┌────────

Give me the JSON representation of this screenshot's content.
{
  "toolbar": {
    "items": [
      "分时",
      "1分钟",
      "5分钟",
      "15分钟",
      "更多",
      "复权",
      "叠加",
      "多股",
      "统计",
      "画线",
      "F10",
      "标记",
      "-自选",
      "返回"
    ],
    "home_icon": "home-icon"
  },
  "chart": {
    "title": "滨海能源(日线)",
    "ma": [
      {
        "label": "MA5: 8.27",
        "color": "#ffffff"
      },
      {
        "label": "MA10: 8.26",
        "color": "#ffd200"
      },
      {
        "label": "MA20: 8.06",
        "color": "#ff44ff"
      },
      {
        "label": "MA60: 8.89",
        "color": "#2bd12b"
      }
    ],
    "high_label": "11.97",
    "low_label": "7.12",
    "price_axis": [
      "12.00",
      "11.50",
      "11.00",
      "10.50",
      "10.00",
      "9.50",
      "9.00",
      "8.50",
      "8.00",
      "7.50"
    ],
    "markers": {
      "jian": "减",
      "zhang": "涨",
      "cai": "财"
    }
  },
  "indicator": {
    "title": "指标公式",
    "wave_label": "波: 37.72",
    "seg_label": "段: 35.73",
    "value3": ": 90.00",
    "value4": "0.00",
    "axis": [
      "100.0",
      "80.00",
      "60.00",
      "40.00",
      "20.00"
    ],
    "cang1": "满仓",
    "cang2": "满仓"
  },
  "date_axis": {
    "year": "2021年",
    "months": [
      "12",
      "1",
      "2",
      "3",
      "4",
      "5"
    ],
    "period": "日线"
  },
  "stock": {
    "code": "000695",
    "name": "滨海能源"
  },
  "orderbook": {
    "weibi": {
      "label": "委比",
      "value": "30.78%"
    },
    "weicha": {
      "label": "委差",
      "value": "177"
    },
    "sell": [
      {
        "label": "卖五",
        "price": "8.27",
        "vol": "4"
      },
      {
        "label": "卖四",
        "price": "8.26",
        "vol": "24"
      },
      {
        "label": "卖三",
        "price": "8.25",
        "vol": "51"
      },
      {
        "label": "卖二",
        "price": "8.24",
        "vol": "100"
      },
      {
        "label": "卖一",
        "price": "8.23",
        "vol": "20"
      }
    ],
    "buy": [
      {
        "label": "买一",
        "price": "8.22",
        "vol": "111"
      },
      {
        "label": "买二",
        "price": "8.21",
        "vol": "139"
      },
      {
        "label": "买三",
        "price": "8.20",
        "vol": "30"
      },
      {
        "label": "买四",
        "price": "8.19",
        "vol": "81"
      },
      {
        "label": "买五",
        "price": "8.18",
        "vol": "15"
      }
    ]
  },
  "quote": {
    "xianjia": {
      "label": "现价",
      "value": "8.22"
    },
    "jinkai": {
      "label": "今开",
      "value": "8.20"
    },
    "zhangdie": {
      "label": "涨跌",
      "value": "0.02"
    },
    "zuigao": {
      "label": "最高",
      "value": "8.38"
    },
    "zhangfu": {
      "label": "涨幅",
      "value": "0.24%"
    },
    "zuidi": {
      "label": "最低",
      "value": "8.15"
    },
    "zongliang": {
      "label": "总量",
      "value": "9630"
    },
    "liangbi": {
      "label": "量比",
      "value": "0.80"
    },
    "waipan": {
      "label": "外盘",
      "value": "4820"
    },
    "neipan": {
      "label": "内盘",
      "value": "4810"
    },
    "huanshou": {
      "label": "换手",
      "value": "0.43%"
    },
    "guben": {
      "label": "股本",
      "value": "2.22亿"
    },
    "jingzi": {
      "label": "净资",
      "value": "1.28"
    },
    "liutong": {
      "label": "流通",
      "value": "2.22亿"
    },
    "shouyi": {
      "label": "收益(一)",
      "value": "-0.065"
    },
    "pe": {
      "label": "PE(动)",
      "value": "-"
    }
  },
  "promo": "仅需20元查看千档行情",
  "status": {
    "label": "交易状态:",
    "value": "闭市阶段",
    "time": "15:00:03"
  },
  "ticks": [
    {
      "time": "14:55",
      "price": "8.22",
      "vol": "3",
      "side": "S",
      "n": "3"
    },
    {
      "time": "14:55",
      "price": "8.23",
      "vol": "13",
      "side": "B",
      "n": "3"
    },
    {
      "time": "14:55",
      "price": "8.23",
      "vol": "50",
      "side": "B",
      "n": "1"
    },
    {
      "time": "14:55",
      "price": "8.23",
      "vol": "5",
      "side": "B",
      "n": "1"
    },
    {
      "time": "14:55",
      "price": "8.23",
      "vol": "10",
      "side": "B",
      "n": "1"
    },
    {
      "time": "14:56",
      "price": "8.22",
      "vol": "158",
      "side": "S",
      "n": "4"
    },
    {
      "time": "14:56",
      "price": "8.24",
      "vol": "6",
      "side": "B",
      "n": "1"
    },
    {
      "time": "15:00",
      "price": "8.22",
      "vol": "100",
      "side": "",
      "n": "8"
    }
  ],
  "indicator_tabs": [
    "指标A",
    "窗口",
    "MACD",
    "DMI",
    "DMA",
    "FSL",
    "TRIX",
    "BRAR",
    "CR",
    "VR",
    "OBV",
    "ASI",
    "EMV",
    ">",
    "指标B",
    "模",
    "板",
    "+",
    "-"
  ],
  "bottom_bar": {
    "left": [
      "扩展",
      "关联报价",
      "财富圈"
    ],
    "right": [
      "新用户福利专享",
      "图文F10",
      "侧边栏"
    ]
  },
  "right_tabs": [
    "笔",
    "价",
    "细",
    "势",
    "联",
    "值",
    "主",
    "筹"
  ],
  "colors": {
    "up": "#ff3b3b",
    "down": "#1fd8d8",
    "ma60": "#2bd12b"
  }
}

└────────

- **WHAT IS BEING ASKED**
Reproduce the whole listing word for word.

- **REPLY TO THE TASK**
Give me the JSON representation of this screenshot's content.
{
  "toolbar": {
    "items": [
      "分时",
      "1分钟",
      "5分钟",
      "15分钟",
      "更多",
      "复权",
      "叠加",
      "多股",
      "统计",
      "画线",
      "F10",
      "标记",
      "-自选",
      "返回"
    ],
    "home_icon": "home-icon"
  },
  "chart": {
    "title": "滨海能源(日线)",
    "ma": [
      {
        "label": "MA5: 8.27",
        "color": "#ffffff"
      },
      {
        "label": "MA10: 8.26",
        "color": "#ffd200"
      },
      {
        "label": "MA20: 8.06",
        "color": "#ff44ff"
      },
      {
        "label": "MA60: 8.89",
        "color": "#2bd12b"
      }
    ],
    "high_label": "11.97",
    "low_label": "7.12",
    "price_axis": [
      "12.00",
      "11.50",
      "11.00",
      "10.50",
      "10.00",
      "9.50",
      "9.00",
      "8.50",
      "8.00",
      "7.50"
    ],
    "markers": {
      "jian": "减",
      "zhang": "涨",
      "cai": "财"
    }
  },
  "indicator": {
    "title": "指标公式",
    "wave_label": "波: 37.72",
    "seg_label": "段: 35.73",
    "value3": ": 90.00",
    "value4": "0.00",
    "axis": [
      "100.0",
      "80.00",
      "60.00",
      "40.00",
      "20.00"
    ],
    "cang1": "满仓",
    "cang2": "满仓"
  },
  "date_axis": {
    "year": "2021年",
    "months": [
      "12",
      "1",
      "2",
      "3",
      "4",
      "5"
    ],
    "period": "日线"
  },
  "stock": {
    "code": "000695",
    "name": "滨海能源"
  },
  "orderbook": {
    "weibi": {
      "label": "委比",
      "value": "30.78%"
    },
    "weicha": {
      "label": "委差",
      "value": "177"
    },
    "sell": [
      {
        "label": "卖五",
        "price": "8.27",
        "vol": "4"
      },
      {
        "label": "卖四",
        "price": "8.26",
        "vol": "24"
      },
      {
        "label": "卖三",
        "price": "8.25",
        "vol": "51"
      },
      {
        "label": "卖二",
        "price": "8.24",
        "vol": "100"
      },
      {
        "label": "卖一",
        "price": "8.23",
        "vol": "20"
      }
    ],
    "buy": [
      {
        "label": "买一",
        "price": "8.22",
        "vol": "111"
      },
      {
        "label": "买二",
        "price": "8.21",
        "vol": "139"
      },
      {
        "label": "买三",
        "price": "8.20",
        "vol": "30"
      },
      {
        "label": "买四",
        "price": "8.19",
        "vol": "81"
      },
      {
        "label": "买五",
        "price": "8.18",
        "vol": "15"
      }
    ]
  },
  "quote": {
    "xianjia": {
      "label": "现价",
      "value": "8.22"
    },
    "jinkai": {
      "label": "今开",
      "value": "8.20"
    },
    "zhangdie": {
      "label": "涨跌",
      "value": "0.02"
    },
    "zuigao": {
      "label": "最高",
      "value": "8.38"
    },
    "zhangfu": {
      "label": "涨幅",
      "value": "0.24%"
    },
    "zuidi": {
      "label": "最低",
      "value": "8.15"
    },
    "zongliang": {
      "label": "总量",
      "value": "9630"
    },
    "liangbi": {
      "label": "量比",
      "value": "0.80"
    },
    "waipan": {
      "label": "外盘",
      "value": "4820"
    },
    "neipan": {
      "label": "内盘",
      "value": "4810"
    },
    "huanshou": {
      "label": "换手",
      "value": "0.43%"
    },
    "guben": {
      "label": "股本",
      "value": "2.22亿"
    },
    "jingzi": {
      "label": "净资",
      "value": "1.28"
    },
    "liutong": {
      "label": "流通",
      "value": "2.22亿"
    },
    "shouyi": {
      "label": "收益(一)",
      "value": "-0.065"
    },
    "pe": {
      "label": "PE(动)",
      "value": "-"
    }
  },
  "promo": "仅需20元查看千档行情",
  "status": {
    "label": "交易状态:",
    "value": "闭市阶段",
    "time": "15:00:03"
  },
  "ticks": [
    {
      "time": "14:55",
      "price": "8.22",
      "vol": "3",
      "side": "S",
      "n": "3"
    },
    {
      "time": "14:55",
      "price": "8.23",
      "vol": "13",
      "side": "B",
      "n": "3"
    },
    {
      "time": "14:55",
      "price": "8.23",
      "vol": "50",
      "side": "B",
      "n": "1"
    },
    {
      "time": "14:55",
      "price": "8.23",
      "vol": "5",
      "side": "B",
      "n": "1"
    },
    {
      "time": "14:55",
      "price": "8.23",
      "vol": "10",
      "side": "B",
      "n": "1"
    },
    {
      "time": "14:56",
      "price": "8.22",
      "vol": "158",
      "side": "S",
      "n": "4"
    },
    {
      "time": "14:56",
      "price": "8.24",
      "vol": "6",
      "side": "B",
      "n": "1"
    },
    {
      "time": "15:00",
      "price": "8.22",
      "vol": "100",
      "side": "",
      "n": "8"
    }
  ],
  "indicator_tabs": [
    "指标A",
    "窗口",
    "MACD",
    "DMI",
    "DMA",
    "FSL",
    "TRIX",
    "BRAR",
    "CR",
    "VR",
    "OBV",
    "ASI",
    "EMV",
    ">",
    "指标B",
    "模",
    "板",
    "+",
    "-"
  ],
  "bottom_bar": {
    "left": [
      "扩展",
      "关联报价",
      "财富圈"
    ],
    "right": [
      "新用户福利专享",
      "图文F10",
      "侧边栏"
    ]
  },
  "right_tabs": [
    "笔",
    "价",
    "细",
    "势",
    "联",
    "值",
    "主",
    "筹"
  ],
  "colors": {
    "up": "#ff3b3b",
    "down": "#1fd8d8",
    "ma60": "#2bd12b"
  }
}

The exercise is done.